[begin Data rows]

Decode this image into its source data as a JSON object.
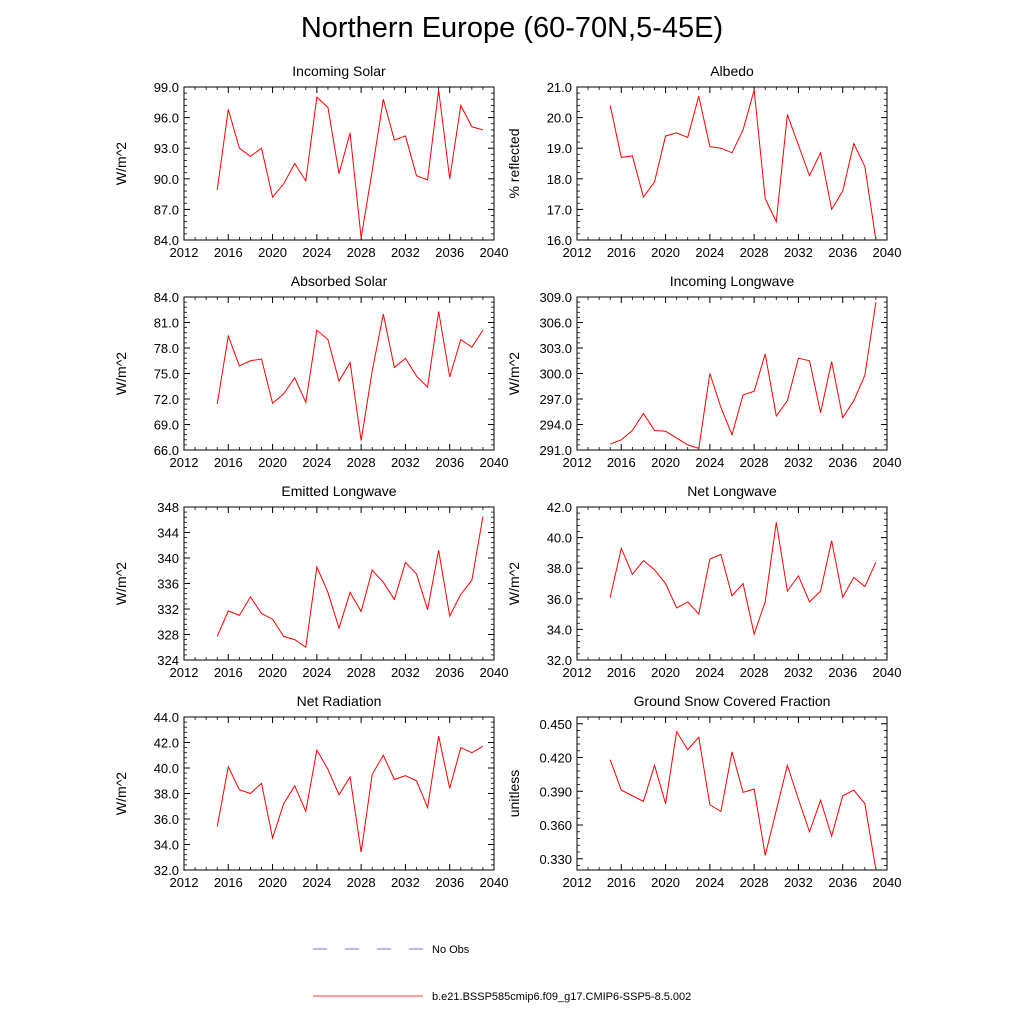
{
  "title": "Northern Europe (60-70N,5-45E)",
  "colors": {
    "model": "#ff0000",
    "obs": "#3355cc",
    "axis": "#000000"
  },
  "legend": [
    {
      "label": "No Obs",
      "style": "dashed",
      "color": "#3355cc"
    },
    {
      "label": "b.e21.BSSP585cmip6.f09_g17.CMIP6-SSP5-8.5.002",
      "style": "solid",
      "color": "#ff0000"
    }
  ],
  "chart_data": [
    {
      "type": "line",
      "title": "Incoming Solar",
      "ylabel": "W/m^2",
      "xlim": [
        2012,
        2040
      ],
      "xticks": [
        "2012",
        "2016",
        "2020",
        "2024",
        "2028",
        "2032",
        "2036",
        "2040"
      ],
      "ylim": [
        84.0,
        99.0
      ],
      "yticks": [
        "84.0",
        "87.0",
        "90.0",
        "93.0",
        "96.0",
        "99.0"
      ],
      "x": [
        2015,
        2016,
        2017,
        2018,
        2019,
        2020,
        2021,
        2022,
        2023,
        2024,
        2025,
        2026,
        2027,
        2028,
        2029,
        2030,
        2031,
        2032,
        2033,
        2034,
        2035,
        2036,
        2037,
        2038,
        2039
      ],
      "values": [
        88.9,
        96.8,
        93.0,
        92.2,
        93.0,
        88.2,
        89.5,
        91.5,
        89.8,
        98.0,
        97.0,
        90.5,
        94.5,
        84.2,
        90.8,
        97.8,
        93.8,
        94.2,
        90.3,
        89.9,
        98.7,
        90.0,
        97.2,
        95.1,
        94.8
      ]
    },
    {
      "type": "line",
      "title": "Albedo",
      "ylabel": "% reflected",
      "xlim": [
        2012,
        2040
      ],
      "xticks": [
        "2012",
        "2016",
        "2020",
        "2024",
        "2028",
        "2032",
        "2036",
        "2040"
      ],
      "ylim": [
        16.0,
        21.0
      ],
      "yticks": [
        "16.0",
        "17.0",
        "18.0",
        "19.0",
        "20.0",
        "21.0"
      ],
      "x": [
        2015,
        2016,
        2017,
        2018,
        2019,
        2020,
        2021,
        2022,
        2023,
        2024,
        2025,
        2026,
        2027,
        2028,
        2029,
        2030,
        2031,
        2032,
        2033,
        2034,
        2035,
        2036,
        2037,
        2038,
        2039
      ],
      "values": [
        20.4,
        18.7,
        18.75,
        17.4,
        17.9,
        19.4,
        19.5,
        19.35,
        20.7,
        19.05,
        19.0,
        18.85,
        19.6,
        20.9,
        17.35,
        16.6,
        20.1,
        19.1,
        18.1,
        18.85,
        17.0,
        17.6,
        19.15,
        18.4,
        16.0
      ]
    },
    {
      "type": "line",
      "title": "Absorbed Solar",
      "ylabel": "W/m^2",
      "xlim": [
        2012,
        2040
      ],
      "xticks": [
        "2012",
        "2016",
        "2020",
        "2024",
        "2028",
        "2032",
        "2036",
        "2040"
      ],
      "ylim": [
        66.0,
        84.0
      ],
      "yticks": [
        "66.0",
        "69.0",
        "72.0",
        "75.0",
        "78.0",
        "81.0",
        "84.0"
      ],
      "x": [
        2015,
        2016,
        2017,
        2018,
        2019,
        2020,
        2021,
        2022,
        2023,
        2024,
        2025,
        2026,
        2027,
        2028,
        2029,
        2030,
        2031,
        2032,
        2033,
        2034,
        2035,
        2036,
        2037,
        2038,
        2039
      ],
      "values": [
        71.4,
        79.4,
        75.9,
        76.5,
        76.7,
        71.5,
        72.6,
        74.5,
        71.6,
        80.1,
        79.0,
        74.1,
        76.3,
        67.1,
        75.3,
        82.0,
        75.7,
        76.8,
        74.7,
        73.4,
        82.3,
        74.6,
        79.0,
        78.1,
        80.1
      ]
    },
    {
      "type": "line",
      "title": "Incoming Longwave",
      "ylabel": "W/m^2",
      "xlim": [
        2012,
        2040
      ],
      "xticks": [
        "2012",
        "2016",
        "2020",
        "2024",
        "2028",
        "2032",
        "2036",
        "2040"
      ],
      "ylim": [
        291.0,
        309.0
      ],
      "yticks": [
        "291.0",
        "294.0",
        "297.0",
        "300.0",
        "303.0",
        "306.0",
        "309.0"
      ],
      "x": [
        2015,
        2016,
        2017,
        2018,
        2019,
        2020,
        2021,
        2022,
        2023,
        2024,
        2025,
        2026,
        2027,
        2028,
        2029,
        2030,
        2031,
        2032,
        2033,
        2034,
        2035,
        2036,
        2037,
        2038,
        2039
      ],
      "values": [
        291.7,
        292.2,
        293.3,
        295.3,
        293.3,
        293.2,
        292.4,
        291.6,
        291.2,
        300.0,
        296.0,
        292.8,
        297.5,
        297.9,
        302.3,
        295.0,
        296.8,
        301.8,
        301.5,
        295.4,
        301.4,
        294.8,
        296.8,
        299.8,
        308.4
      ]
    },
    {
      "type": "line",
      "title": "Emitted Longwave",
      "ylabel": "W/m^2",
      "xlim": [
        2012,
        2040
      ],
      "xticks": [
        "2012",
        "2016",
        "2020",
        "2024",
        "2028",
        "2032",
        "2036",
        "2040"
      ],
      "ylim": [
        324,
        348
      ],
      "yticks": [
        "324",
        "328",
        "332",
        "336",
        "340",
        "344",
        "348"
      ],
      "x": [
        2015,
        2016,
        2017,
        2018,
        2019,
        2020,
        2021,
        2022,
        2023,
        2024,
        2025,
        2026,
        2027,
        2028,
        2029,
        2030,
        2031,
        2032,
        2033,
        2034,
        2035,
        2036,
        2037,
        2038,
        2039
      ],
      "values": [
        327.7,
        331.7,
        331.0,
        333.9,
        331.3,
        330.4,
        327.7,
        327.2,
        326.0,
        338.6,
        334.6,
        329.0,
        334.6,
        331.6,
        338.1,
        336.2,
        333.5,
        339.3,
        337.5,
        331.9,
        341.2,
        330.9,
        334.3,
        336.5,
        346.5
      ]
    },
    {
      "type": "line",
      "title": "Net Longwave",
      "ylabel": "W/m^2",
      "xlim": [
        2012,
        2040
      ],
      "xticks": [
        "2012",
        "2016",
        "2020",
        "2024",
        "2028",
        "2032",
        "2036",
        "2040"
      ],
      "ylim": [
        32.0,
        42.0
      ],
      "yticks": [
        "32.0",
        "34.0",
        "36.0",
        "38.0",
        "40.0",
        "42.0"
      ],
      "x": [
        2015,
        2016,
        2017,
        2018,
        2019,
        2020,
        2021,
        2022,
        2023,
        2024,
        2025,
        2026,
        2027,
        2028,
        2029,
        2030,
        2031,
        2032,
        2033,
        2034,
        2035,
        2036,
        2037,
        2038,
        2039
      ],
      "values": [
        36.1,
        39.3,
        37.6,
        38.5,
        37.9,
        37.0,
        35.4,
        35.8,
        35.0,
        38.6,
        38.9,
        36.2,
        37.0,
        33.7,
        35.8,
        41.0,
        36.5,
        37.5,
        35.8,
        36.5,
        39.8,
        36.1,
        37.4,
        36.8,
        38.4
      ]
    },
    {
      "type": "line",
      "title": "Net Radiation",
      "ylabel": "W/m^2",
      "xlim": [
        2012,
        2040
      ],
      "xticks": [
        "2012",
        "2016",
        "2020",
        "2024",
        "2028",
        "2032",
        "2036",
        "2040"
      ],
      "ylim": [
        32.0,
        44.0
      ],
      "yticks": [
        "32.0",
        "34.0",
        "36.0",
        "38.0",
        "40.0",
        "42.0",
        "44.0"
      ],
      "x": [
        2015,
        2016,
        2017,
        2018,
        2019,
        2020,
        2021,
        2022,
        2023,
        2024,
        2025,
        2026,
        2027,
        2028,
        2029,
        2030,
        2031,
        2032,
        2033,
        2034,
        2035,
        2036,
        2037,
        2038,
        2039
      ],
      "values": [
        35.4,
        40.1,
        38.3,
        38.0,
        38.8,
        34.5,
        37.2,
        38.6,
        36.6,
        41.4,
        39.9,
        37.9,
        39.3,
        33.4,
        39.5,
        41.0,
        39.1,
        39.4,
        39.0,
        36.9,
        42.5,
        38.4,
        41.6,
        41.2,
        41.7
      ]
    },
    {
      "type": "line",
      "title": "Ground Snow Covered Fraction",
      "ylabel": "unitless",
      "xlim": [
        2012,
        2040
      ],
      "xticks": [
        "2012",
        "2016",
        "2020",
        "2024",
        "2028",
        "2032",
        "2036",
        "2040"
      ],
      "ylim": [
        0.32,
        0.456
      ],
      "yticks": [
        "0.330",
        "0.360",
        "0.390",
        "0.420",
        "0.450"
      ],
      "x": [
        2015,
        2016,
        2017,
        2018,
        2019,
        2020,
        2021,
        2022,
        2023,
        2024,
        2025,
        2026,
        2027,
        2028,
        2029,
        2030,
        2031,
        2032,
        2033,
        2034,
        2035,
        2036,
        2037,
        2038,
        2039
      ],
      "values": [
        0.418,
        0.391,
        0.386,
        0.381,
        0.413,
        0.379,
        0.443,
        0.427,
        0.438,
        0.378,
        0.372,
        0.425,
        0.389,
        0.392,
        0.333,
        0.373,
        0.413,
        0.383,
        0.354,
        0.382,
        0.35,
        0.386,
        0.391,
        0.379,
        0.32
      ]
    }
  ]
}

[end Data rows]

Task prompt:
Give nothing but the number of lines containing the string "Incoming".

Output:
2